• **Available data**

╭──

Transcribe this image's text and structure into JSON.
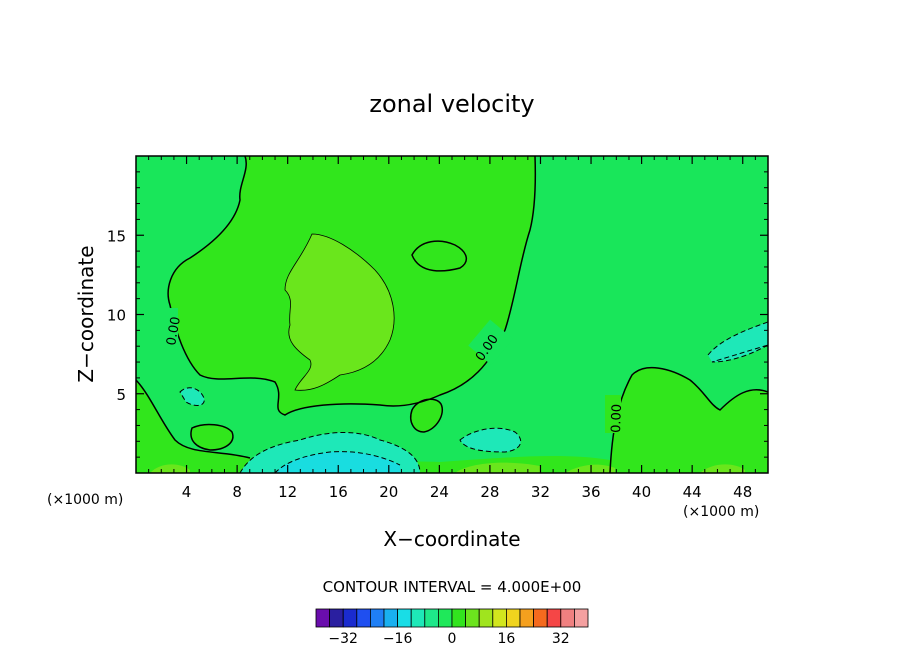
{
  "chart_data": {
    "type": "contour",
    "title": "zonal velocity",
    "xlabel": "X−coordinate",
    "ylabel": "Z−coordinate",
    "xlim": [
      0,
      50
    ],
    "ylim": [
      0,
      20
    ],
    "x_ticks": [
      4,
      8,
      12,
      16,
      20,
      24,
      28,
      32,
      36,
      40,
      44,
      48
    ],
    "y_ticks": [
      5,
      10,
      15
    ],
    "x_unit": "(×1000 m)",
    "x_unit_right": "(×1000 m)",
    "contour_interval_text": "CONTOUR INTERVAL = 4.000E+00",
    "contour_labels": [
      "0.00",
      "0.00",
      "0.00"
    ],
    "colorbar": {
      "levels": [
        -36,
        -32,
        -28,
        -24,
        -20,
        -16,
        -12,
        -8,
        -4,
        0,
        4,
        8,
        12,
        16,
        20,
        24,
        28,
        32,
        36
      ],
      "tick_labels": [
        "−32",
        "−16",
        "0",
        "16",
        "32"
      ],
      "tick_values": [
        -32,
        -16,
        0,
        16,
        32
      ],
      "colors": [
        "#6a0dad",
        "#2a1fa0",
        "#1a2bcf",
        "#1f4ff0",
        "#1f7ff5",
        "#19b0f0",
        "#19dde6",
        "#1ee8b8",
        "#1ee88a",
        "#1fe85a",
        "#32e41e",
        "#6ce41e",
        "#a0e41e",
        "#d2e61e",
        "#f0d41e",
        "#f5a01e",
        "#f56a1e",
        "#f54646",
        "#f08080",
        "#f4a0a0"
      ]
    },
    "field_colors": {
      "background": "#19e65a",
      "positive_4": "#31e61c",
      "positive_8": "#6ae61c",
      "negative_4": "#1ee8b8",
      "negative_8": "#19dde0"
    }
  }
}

╰──
╭──

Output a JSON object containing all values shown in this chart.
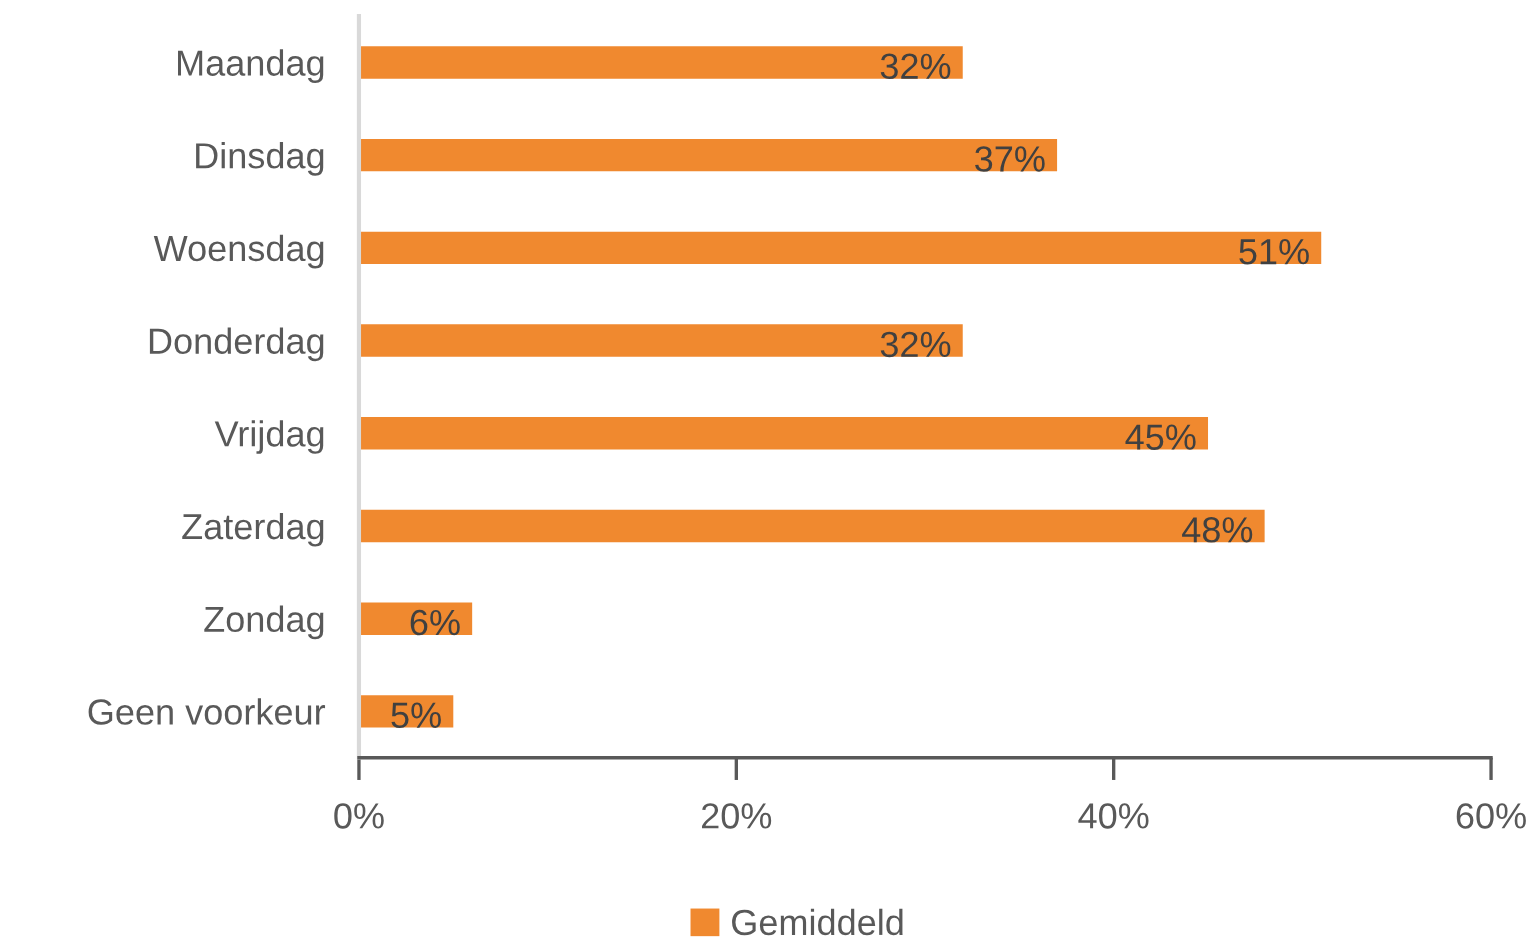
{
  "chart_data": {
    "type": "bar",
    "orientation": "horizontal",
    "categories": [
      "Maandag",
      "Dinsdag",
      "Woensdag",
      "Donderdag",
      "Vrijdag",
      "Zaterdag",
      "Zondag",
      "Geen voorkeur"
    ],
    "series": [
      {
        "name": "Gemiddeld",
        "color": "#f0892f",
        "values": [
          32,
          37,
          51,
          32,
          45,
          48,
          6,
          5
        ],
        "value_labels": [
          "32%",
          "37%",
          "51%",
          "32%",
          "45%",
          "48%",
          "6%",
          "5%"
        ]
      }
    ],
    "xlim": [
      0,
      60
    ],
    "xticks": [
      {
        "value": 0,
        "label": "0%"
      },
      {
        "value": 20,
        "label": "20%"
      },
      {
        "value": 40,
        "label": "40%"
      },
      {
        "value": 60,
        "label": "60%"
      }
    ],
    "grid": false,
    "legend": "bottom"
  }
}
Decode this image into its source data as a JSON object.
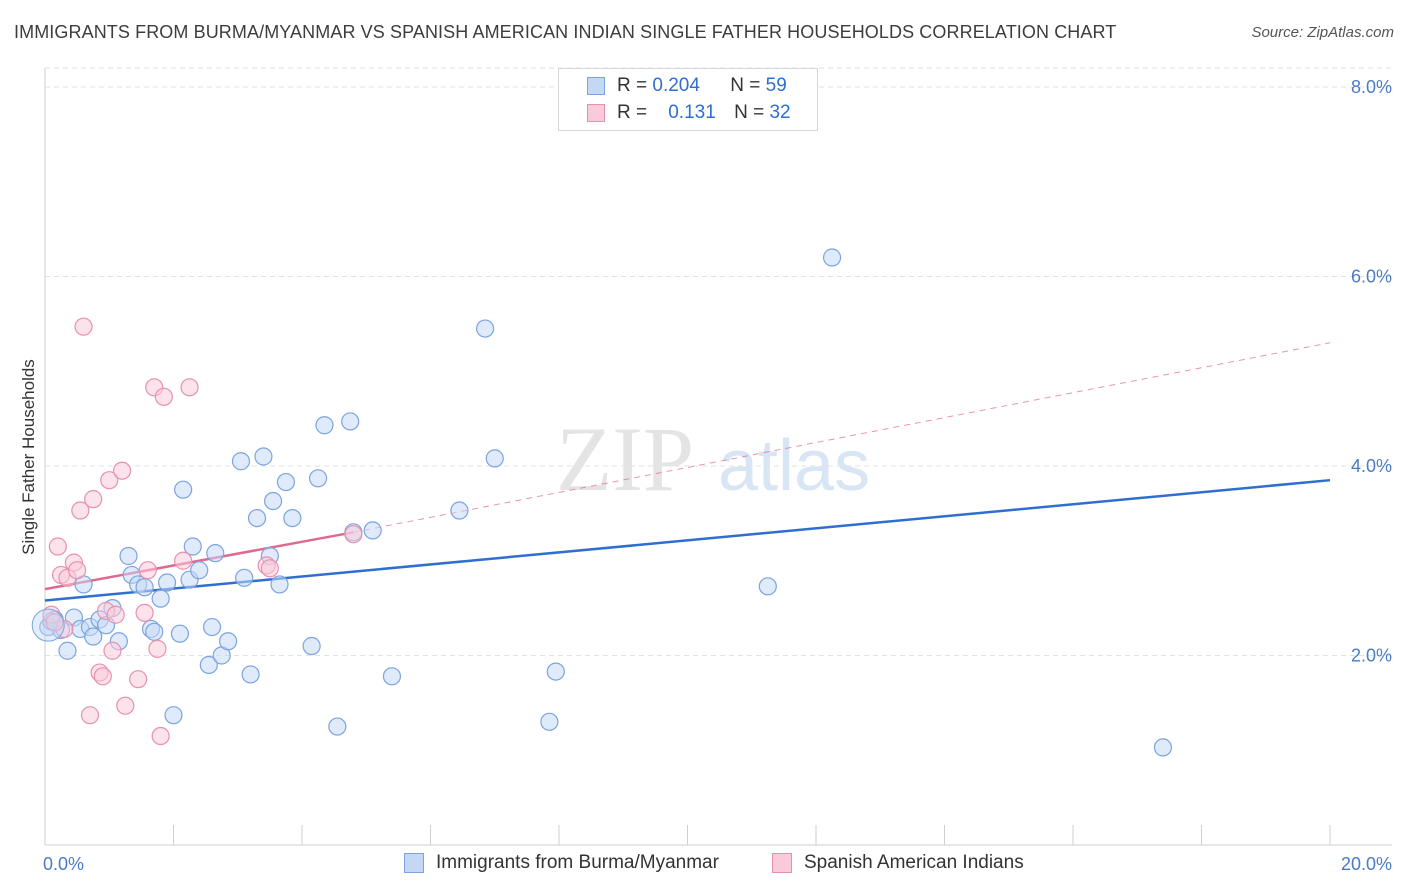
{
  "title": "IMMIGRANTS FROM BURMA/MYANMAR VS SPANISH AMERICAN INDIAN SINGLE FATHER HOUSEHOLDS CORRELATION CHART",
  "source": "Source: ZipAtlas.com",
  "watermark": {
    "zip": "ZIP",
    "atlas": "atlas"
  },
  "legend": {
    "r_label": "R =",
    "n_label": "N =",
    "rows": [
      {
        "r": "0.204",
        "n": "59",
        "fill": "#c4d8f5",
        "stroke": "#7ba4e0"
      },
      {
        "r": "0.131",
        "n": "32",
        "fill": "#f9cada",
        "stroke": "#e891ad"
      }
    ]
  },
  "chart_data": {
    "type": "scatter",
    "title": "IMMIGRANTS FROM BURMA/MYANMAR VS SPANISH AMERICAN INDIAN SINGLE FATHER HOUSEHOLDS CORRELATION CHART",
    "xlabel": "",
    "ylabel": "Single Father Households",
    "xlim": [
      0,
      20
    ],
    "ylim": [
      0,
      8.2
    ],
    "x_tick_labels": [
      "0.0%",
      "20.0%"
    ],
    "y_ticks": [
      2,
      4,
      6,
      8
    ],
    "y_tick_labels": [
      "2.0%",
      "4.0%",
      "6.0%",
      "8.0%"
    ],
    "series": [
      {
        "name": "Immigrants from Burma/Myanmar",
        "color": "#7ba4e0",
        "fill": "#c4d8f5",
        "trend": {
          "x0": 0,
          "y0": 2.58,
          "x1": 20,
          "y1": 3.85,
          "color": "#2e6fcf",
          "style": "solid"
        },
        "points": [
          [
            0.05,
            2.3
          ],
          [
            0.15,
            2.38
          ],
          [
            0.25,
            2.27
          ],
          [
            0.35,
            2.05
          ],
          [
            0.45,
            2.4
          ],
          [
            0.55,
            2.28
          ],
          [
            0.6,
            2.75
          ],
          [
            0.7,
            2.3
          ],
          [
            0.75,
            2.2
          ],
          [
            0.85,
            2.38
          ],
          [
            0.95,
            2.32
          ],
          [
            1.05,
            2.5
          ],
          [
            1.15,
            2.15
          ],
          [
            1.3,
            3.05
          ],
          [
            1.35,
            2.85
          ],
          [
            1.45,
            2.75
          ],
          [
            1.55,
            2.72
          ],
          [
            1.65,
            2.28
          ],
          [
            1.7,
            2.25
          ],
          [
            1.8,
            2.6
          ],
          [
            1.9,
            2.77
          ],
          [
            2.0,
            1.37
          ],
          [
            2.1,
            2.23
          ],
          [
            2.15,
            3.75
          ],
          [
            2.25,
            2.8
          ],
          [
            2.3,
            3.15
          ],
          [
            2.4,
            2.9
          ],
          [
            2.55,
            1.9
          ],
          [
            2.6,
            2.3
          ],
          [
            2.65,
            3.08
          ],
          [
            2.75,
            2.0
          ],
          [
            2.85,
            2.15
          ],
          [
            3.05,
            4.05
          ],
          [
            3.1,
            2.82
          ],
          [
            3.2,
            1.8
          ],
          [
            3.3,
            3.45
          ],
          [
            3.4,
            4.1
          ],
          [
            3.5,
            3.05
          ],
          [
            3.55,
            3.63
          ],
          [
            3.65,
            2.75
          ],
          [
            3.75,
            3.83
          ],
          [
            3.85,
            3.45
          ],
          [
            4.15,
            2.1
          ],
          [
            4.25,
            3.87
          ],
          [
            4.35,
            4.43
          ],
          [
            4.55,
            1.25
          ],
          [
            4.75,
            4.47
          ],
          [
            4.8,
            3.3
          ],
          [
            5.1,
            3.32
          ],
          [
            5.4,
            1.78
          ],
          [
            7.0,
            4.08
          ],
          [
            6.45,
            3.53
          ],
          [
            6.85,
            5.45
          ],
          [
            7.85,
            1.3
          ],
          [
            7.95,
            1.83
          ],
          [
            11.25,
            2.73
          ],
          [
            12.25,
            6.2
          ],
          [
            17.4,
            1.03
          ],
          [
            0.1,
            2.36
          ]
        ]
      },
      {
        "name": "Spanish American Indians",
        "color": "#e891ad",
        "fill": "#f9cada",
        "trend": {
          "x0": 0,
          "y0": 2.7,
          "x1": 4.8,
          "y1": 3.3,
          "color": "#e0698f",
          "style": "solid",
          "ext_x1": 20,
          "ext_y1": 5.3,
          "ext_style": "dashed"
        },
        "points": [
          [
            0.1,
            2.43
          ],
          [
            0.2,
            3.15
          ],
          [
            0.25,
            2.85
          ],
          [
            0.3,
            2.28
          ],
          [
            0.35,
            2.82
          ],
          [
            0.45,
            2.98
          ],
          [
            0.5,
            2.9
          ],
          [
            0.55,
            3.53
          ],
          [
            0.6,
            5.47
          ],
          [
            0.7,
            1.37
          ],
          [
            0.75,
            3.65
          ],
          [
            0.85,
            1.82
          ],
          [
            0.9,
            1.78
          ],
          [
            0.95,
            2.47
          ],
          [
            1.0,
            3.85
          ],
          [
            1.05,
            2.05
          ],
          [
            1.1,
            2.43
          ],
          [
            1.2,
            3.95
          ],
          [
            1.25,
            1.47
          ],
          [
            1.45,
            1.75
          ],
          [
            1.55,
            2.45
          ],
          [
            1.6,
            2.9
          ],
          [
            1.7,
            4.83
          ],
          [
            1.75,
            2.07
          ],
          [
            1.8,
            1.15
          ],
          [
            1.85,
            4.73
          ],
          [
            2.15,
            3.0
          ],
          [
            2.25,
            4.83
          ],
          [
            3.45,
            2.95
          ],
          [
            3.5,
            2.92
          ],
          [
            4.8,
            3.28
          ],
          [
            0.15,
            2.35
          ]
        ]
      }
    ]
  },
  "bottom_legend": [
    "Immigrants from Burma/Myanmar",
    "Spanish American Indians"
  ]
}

╰──

Tally the lines of the listing above that include the word "object". Answer with the number alone.

2